- WHAT TO DO -
Write out all the entries word for word, but skip any images.

- RECORDS FOR THE TASK -
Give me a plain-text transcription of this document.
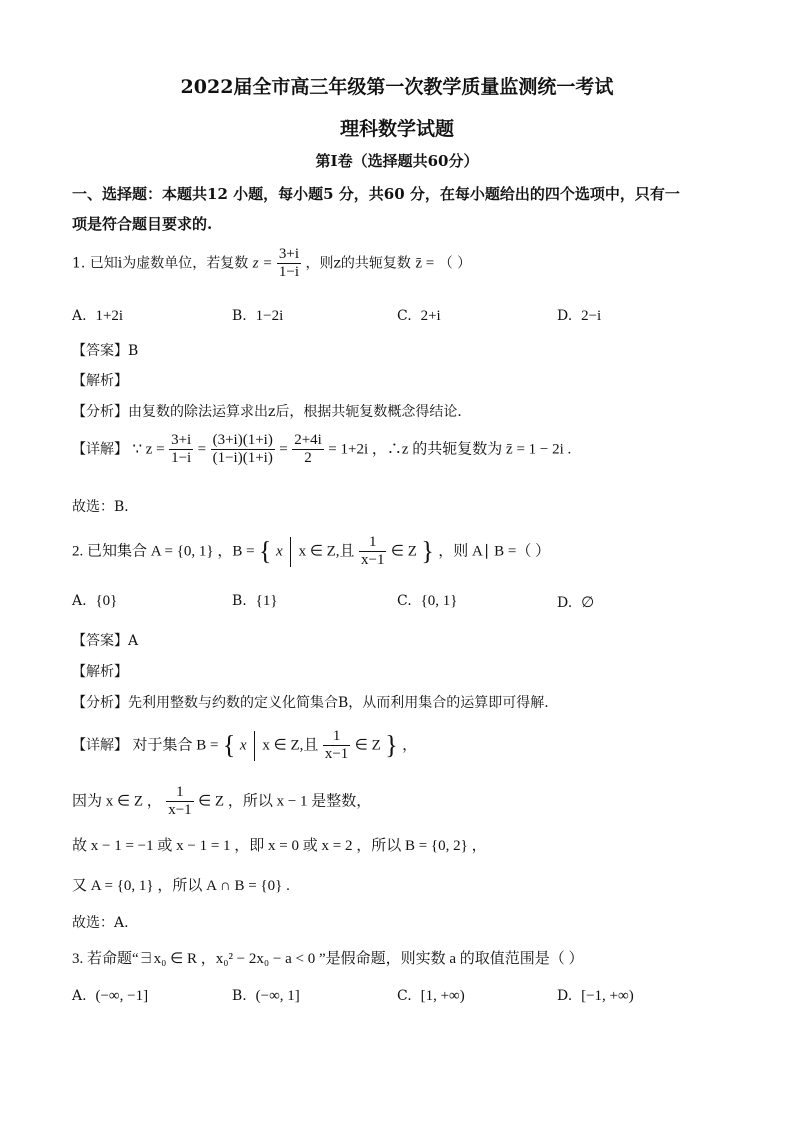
2022届全市高三年级第一次教学质量监测统一考试
理科数学试题
第Ⅰ卷（选择题共60分）
一、选择题：本题共12 小题，每小题5 分，共60 分，在每小题给出的四个选项中，只有一
项是符合题目要求的.
1. 已知i为虚数单位，若复数 $z = \frac{3+i}{1-i}$ ，则z的共轭复数 z̄ = （ ）
A. 1+2i	B. 1−2i	C. 2+i	D. 2−i
【答案】B
【解析】
【分析】由复数的除法运算求出z后，根据共轭复数概念得结论．
【详解】 ∵ $z = \frac{3+i}{1-i} = \frac{(3+i)(1+i)}{(1-i)(1+i)} = \frac{2+4i}{2} = 1+2i$ ，∴z 的共轭复数为 z̄ = 1 − 2i .
故选：B．
2. 已知集合 A = {0, 1} ，B = { x x ∈ Z,且 $\frac{1}{x-1}$ ∈ Z } ，则 A∣ B =（ ）
A. {0}	B. {1}	C. {0, 1}	D. ∅
【答案】A
【解析】
【分析】先利用整数与约数的定义化简集合B，从而利用集合的运算即可得解.
【详解】 对于集合 B = { x x ∈ Z,且 $\frac{1}{x-1}$ ∈ Z } ，
因为 x ∈ Z ， $\frac{1}{x-1}$ ∈ Z ，所以 x − 1 是整数，
故 x − 1 = −1 或 x − 1 = 1 ，即 x = 0 或 x = 2 ，所以 B = {0, 2} ，
又 A = {0, 1} ，所以 A ∩ B = {0} .
故选：A.
3. 若命题“∃x₀ ∈ R ，x₀² − 2x₀ − a < 0 ”是假命题，则实数 a 的取值范围是（ ）
A. (−∞, −1]	B. (−∞, 1]	C. [1, +∞)	D. [−1, +∞)
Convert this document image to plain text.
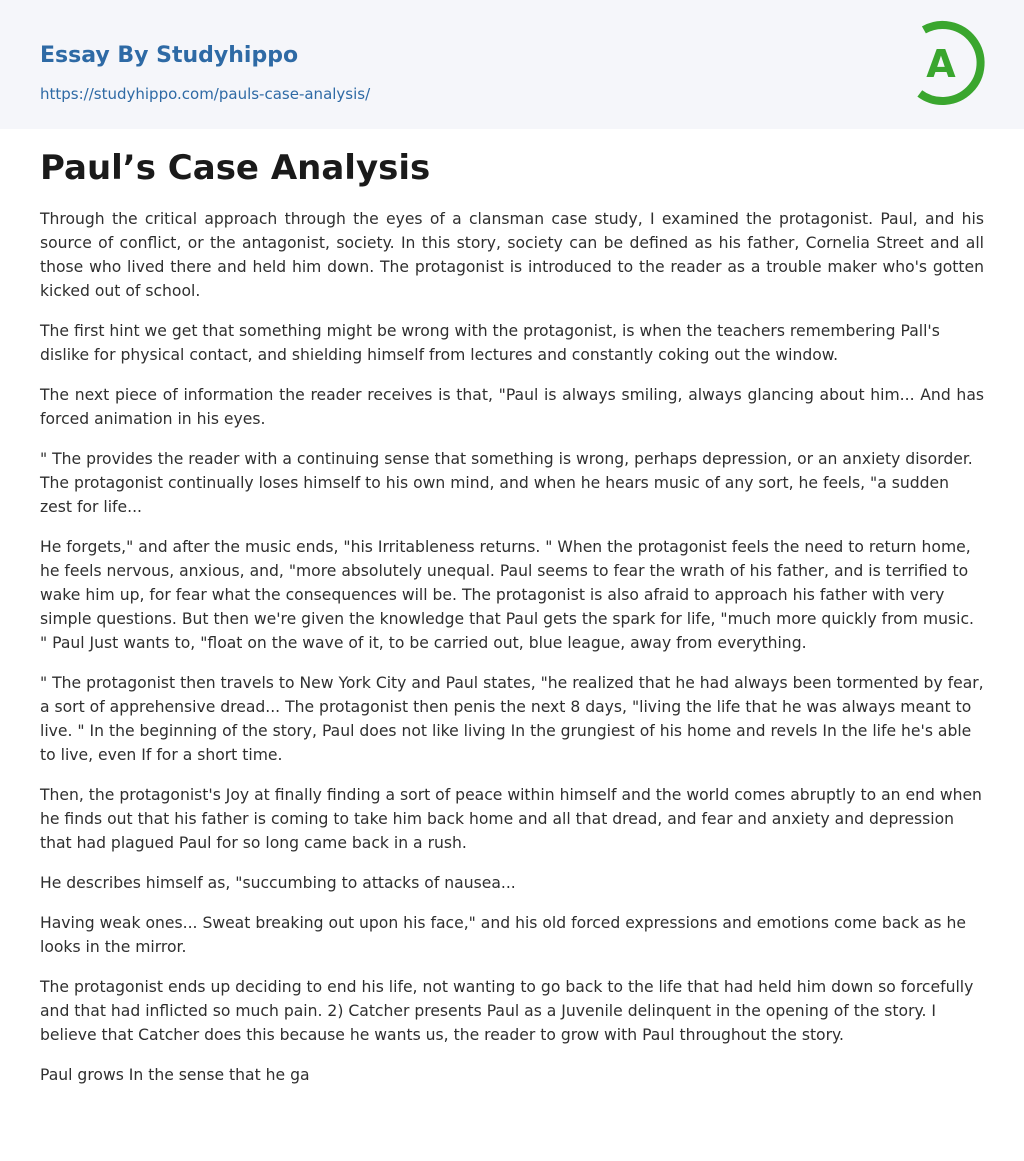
Essay By Studyhippo
https://studyhippo.com/pauls-case-analysis/
A
Paul’s Case Analysis

Through the critical approach through the eyes of a clansman case study, I examined the protagonist. Paul, and his source of conflict, or the antagonist, society. In this story, society can be defined as his father, Cornelia Street and all those who lived there and held him down. The protagonist is introduced to the reader as a trouble maker who's gotten kicked out of school.

The first hint we get that something might be wrong with the protagonist, is when the teachers remembering Pall's dislike for physical contact, and shielding himself from lectures and constantly coking out the window.

The next piece of information the reader receives is that, "Paul is always smiling, always glancing about him... And has forced animation in his eyes.

" The provides the reader with a continuing sense that something is wrong, perhaps depression, or an anxiety disorder. The protagonist continually loses himself to his own mind, and when he hears music of any sort, he feels, "a sudden zest for life...

He forgets," and after the music ends, "his Irritableness returns. " When the protagonist feels the need to return home, he feels nervous, anxious, and, "more absolutely unequal. Paul seems to fear the wrath of his father, and is terrified to wake him up, for fear what the consequences will be. The protagonist is also afraid to approach his father with very simple questions. But then we're given the knowledge that Paul gets the spark for life, "much more quickly from music. " Paul Just wants to, "float on the wave of it, to be carried out, blue league, away from everything.

" The protagonist then travels to New York City and Paul states, "he realized that he had always been tormented by fear, a sort of apprehensive dread... The protagonist then penis the next 8 days, "living the life that he was always meant to live. " In the beginning of the story, Paul does not like living In the grungiest of his home and revels In the life he's able to live, even If for a short time.

Then, the protagonist's Joy at finally finding a sort of peace within himself and the world comes abruptly to an end when he finds out that his father is coming to take him back home and all that dread, and fear and anxiety and depression that had plagued Paul for so long came back in a rush.

He describes himself as, "succumbing to attacks of nausea...

Having weak ones... Sweat breaking out upon his face," and his old forced expressions and emotions come back as he looks in the mirror.

The protagonist ends up deciding to end his life, not wanting to go back to the life that had held him down so forcefully and that had inflicted so much pain. 2) Catcher presents Paul as a Juvenile delinquent in the opening of the story. I believe that Catcher does this because he wants us, the reader to grow with Paul throughout the story.

Paul grows In the sense that he ga
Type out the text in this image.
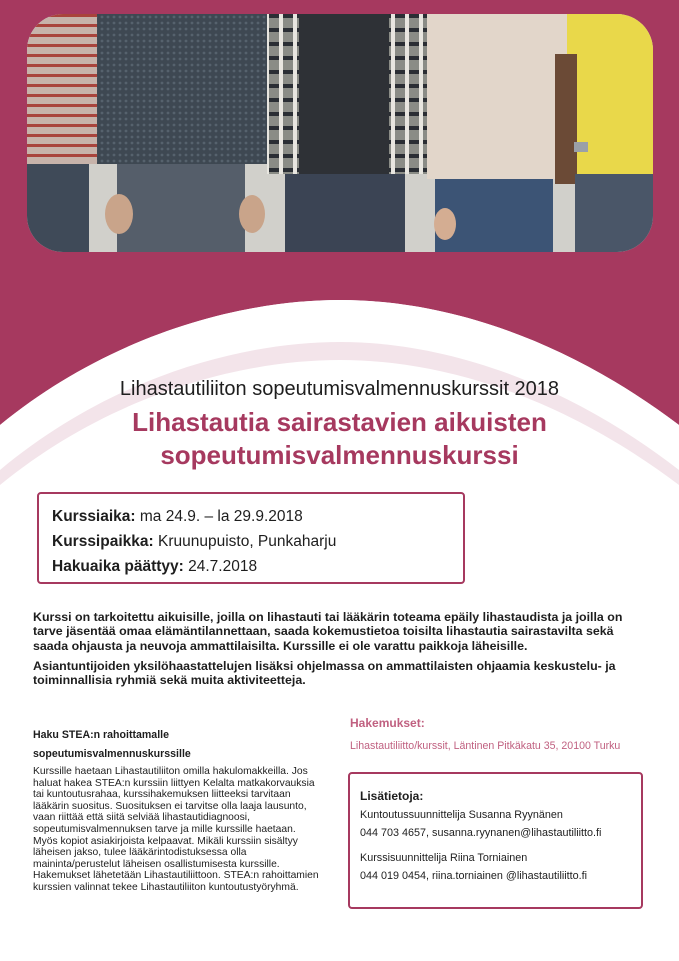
Lihastautiliiton sopeutumisvalmennuskurssit 2018
Lihastautia sairastavien aikuisten
sopeutumisvalmennuskurssi
Kurssiaika: ma 24.9. – la 29.9.2018
Kurssipaikka: Kruunupuisto, Punkaharju
Hakuaika päättyy: 24.7.2018

Kurssi on tarkoitettu aikuisille, joilla on lihastauti tai lääkärin toteama epäily lihastaudista ja joilla on tarve jäsentää omaa elämäntilannettaan, saada kokemustietoa toisilta lihastautia sairastavilta sekä saada ohjausta ja neuvoja ammattilaisilta. Kurssille ei ole varattu paikkoja läheisille.

Asiantuntijoiden yksilöhaastattelujen lisäksi ohjelmassa on ammattilaisten ohjaamia keskustelu- ja toiminnallisia ryhmiä sekä muita aktiviteetteja.

Haku STEA:n rahoittamalle
sopeutumisvalmennuskurssille
Kurssille haetaan Lihastautiliiton omilla hakulomakkeilla. Jos haluat hakea STEA:n kurssiin liittyen Kelalta matkakorvauksia tai kuntoutusrahaa, kurssihakemuksen liitteeksi tarvitaan lääkärin suositus. Suosituksen ei tarvitse olla laaja lausunto, vaan riittää että siitä selviää lihastautidiagnoosi, sopeutumisvalmennuksen tarve ja mille kurssille haetaan. Myös kopiot asiakirjoista kelpaavat. Mikäli kurssiin sisältyy läheisen jakso, tulee lääkärintodistuksessa olla maininta/perustelut läheisen osallistumisesta kurssille. Hakemukset lähetetään Lihastautiliittoon. STEA:n rahoittamien kurssien valinnat tekee Lihastautiliiton kuntoutustyöryhmä.
Hakemukset:
Lihastautiliitto/kurssit, Läntinen Pitkäkatu 35, 20100 Turku
Lisätietoja:
Kuntoutussuunnittelija Susanna Ryynänen
044 703 4657, susanna.ryynanen@lihastautiliitto.fi
Kurssisuunnittelija Riina Torniainen
044 019 0454, riina.torniainen @lihastautiliitto.fi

- FULL SOLUTION -
Give me a plain-text transcription of this document.
2022届全市高三年级第一次教学质量监测统一考试
理科数学试题
第Ⅰ卷（选择题共60分）
一、选择题：本题共12 小题，每小题5 分，共60 分，在每小题给出的四个选项中，只有一
项是符合题目要求的.
1. 已知i为虚数单位，若复数 $z = \frac{3+i}{1-i}$ ，则z的共轭复数 z̄ = （ ）
A. 1+2i	B. 1−2i	C. 2+i	D. 2−i
【答案】B
【解析】
【分析】由复数的除法运算求出z后，根据共轭复数概念得结论．
【详解】 ∵ $z = \frac{3+i}{1-i} = \frac{(3+i)(1+i)}{(1-i)(1+i)} = \frac{2+4i}{2} = 1+2i$ ，∴z 的共轭复数为 z̄ = 1 − 2i .
故选：B．
2. 已知集合 A = {0, 1} ，B = { x x ∈ Z,且 $\frac{1}{x-1}$ ∈ Z } ，则 A∣ B =（ ）
A. {0}	B. {1}	C. {0, 1}	D. ∅
【答案】A
【解析】
【分析】先利用整数与约数的定义化简集合B，从而利用集合的运算即可得解.
【详解】 对于集合 B = { x x ∈ Z,且 $\frac{1}{x-1}$ ∈ Z } ，
因为 x ∈ Z ， $\frac{1}{x-1}$ ∈ Z ，所以 x − 1 是整数，
故 x − 1 = −1 或 x − 1 = 1 ，即 x = 0 或 x = 2 ，所以 B = {0, 2} ，
又 A = {0, 1} ，所以 A ∩ B = {0} .
故选：A.
3. 若命题“∃x₀ ∈ R ，x₀² − 2x₀ − a < 0 ”是假命题，则实数 a 的取值范围是（ ）
A. (−∞, −1]	B. (−∞, 1]	C. [1, +∞)	D. [−1, +∞)
Convert this document image to plain text.
Essay By Studyhippo
https://studyhippo.com/pauls-case-analysis/
A
Paul’s Case Analysis

Through the critical approach through the eyes of a clansman case study, I examined the protagonist. Paul, and his source of conflict, or the antagonist, society. In this story, society can be defined as his father, Cornelia Street and all those who lived there and held him down. The protagonist is introduced to the reader as a trouble maker who's gotten kicked out of school.

The first hint we get that something might be wrong with the protagonist, is when the teachers remembering Pall's dislike for physical contact, and shielding himself from lectures and constantly coking out the window.

The next piece of information the reader receives is that, "Paul is always smiling, always glancing about him... And has forced animation in his eyes.

" The provides the reader with a continuing sense that something is wrong, perhaps depression, or an anxiety disorder. The protagonist continually loses himself to his own mind, and when he hears music of any sort, he feels, "a sudden zest for life...

He forgets," and after the music ends, "his Irritableness returns. " When the protagonist feels the need to return home, he feels nervous, anxious, and, "more absolutely unequal. Paul seems to fear the wrath of his father, and is terrified to wake him up, for fear what the consequences will be. The protagonist is also afraid to approach his father with very simple questions. But then we're given the knowledge that Paul gets the spark for life, "much more quickly from music. " Paul Just wants to, "float on the wave of it, to be carried out, blue league, away from everything.

" The protagonist then travels to New York City and Paul states, "he realized that he had always been tormented by fear, a sort of apprehensive dread... The protagonist then penis the next 8 days, "living the life that he was always meant to live. " In the beginning of the story, Paul does not like living In the grungiest of his home and revels In the life he's able to live, even If for a short time.

Then, the protagonist's Joy at finally finding a sort of peace within himself and the world comes abruptly to an end when he finds out that his father is coming to take him back home and all that dread, and fear and anxiety and depression that had plagued Paul for so long came back in a rush.

He describes himself as, "succumbing to attacks of nausea...

Having weak ones... Sweat breaking out upon his face," and his old forced expressions and emotions come back as he looks in the mirror.

The protagonist ends up deciding to end his life, not wanting to go back to the life that had held him down so forcefully and that had inflicted so much pain. 2) Catcher presents Paul as a Juvenile delinquent in the opening of the story. I believe that Catcher does this because he wants us, the reader to grow with Paul throughout the story.

Paul grows In the sense that he ga
Type out the text in this image.
Lihastautiliiton sopeutumisvalmennuskurssit 2018
Lihastautia sairastavien aikuisten
sopeutumisvalmennuskurssi
Kurssiaika: ma 24.9. – la 29.9.2018
Kurssipaikka: Kruunupuisto, Punkaharju
Hakuaika päättyy: 24.7.2018

Kurssi on tarkoitettu aikuisille, joilla on lihastauti tai lääkärin toteama epäily lihastaudista ja joilla on tarve jäsentää omaa elämäntilannettaan, saada kokemustietoa toisilta lihastautia sairastavilta sekä saada ohjausta ja neuvoja ammattilaisilta. Kurssille ei ole varattu paikkoja läheisille.

Asiantuntijoiden yksilöhaastattelujen lisäksi ohjelmassa on ammattilaisten ohjaamia keskustelu- ja toiminnallisia ryhmiä sekä muita aktiviteetteja.

Haku STEA:n rahoittamalle
sopeutumisvalmennuskurssille
Kurssille haetaan Lihastautiliiton omilla hakulomakkeilla. Jos haluat hakea STEA:n kurssiin liittyen Kelalta matkakorvauksia tai kuntoutusrahaa, kurssihakemuksen liitteeksi tarvitaan lääkärin suositus. Suosituksen ei tarvitse olla laaja lausunto, vaan riittää että siitä selviää lihastautidiagnoosi, sopeutumisvalmennuksen tarve ja mille kurssille haetaan. Myös kopiot asiakirjoista kelpaavat. Mikäli kurssiin sisältyy läheisen jakso, tulee lääkärintodistuksessa olla maininta/perustelut läheisen osallistumisesta kurssille. Hakemukset lähetetään Lihastautiliittoon. STEA:n rahoittamien kurssien valinnat tekee Lihastautiliiton kuntoutustyöryhmä.
Hakemukset:
Lihastautiliitto/kurssit, Läntinen Pitkäkatu 35, 20100 Turku
Lisätietoja:
Kuntoutussuunnittelija Susanna Ryynänen
044 703 4657, susanna.ryynanen@lihastautiliitto.fi
Kurssisuunnittelija Riina Torniainen
044 019 0454, riina.torniainen @lihastautiliitto.fi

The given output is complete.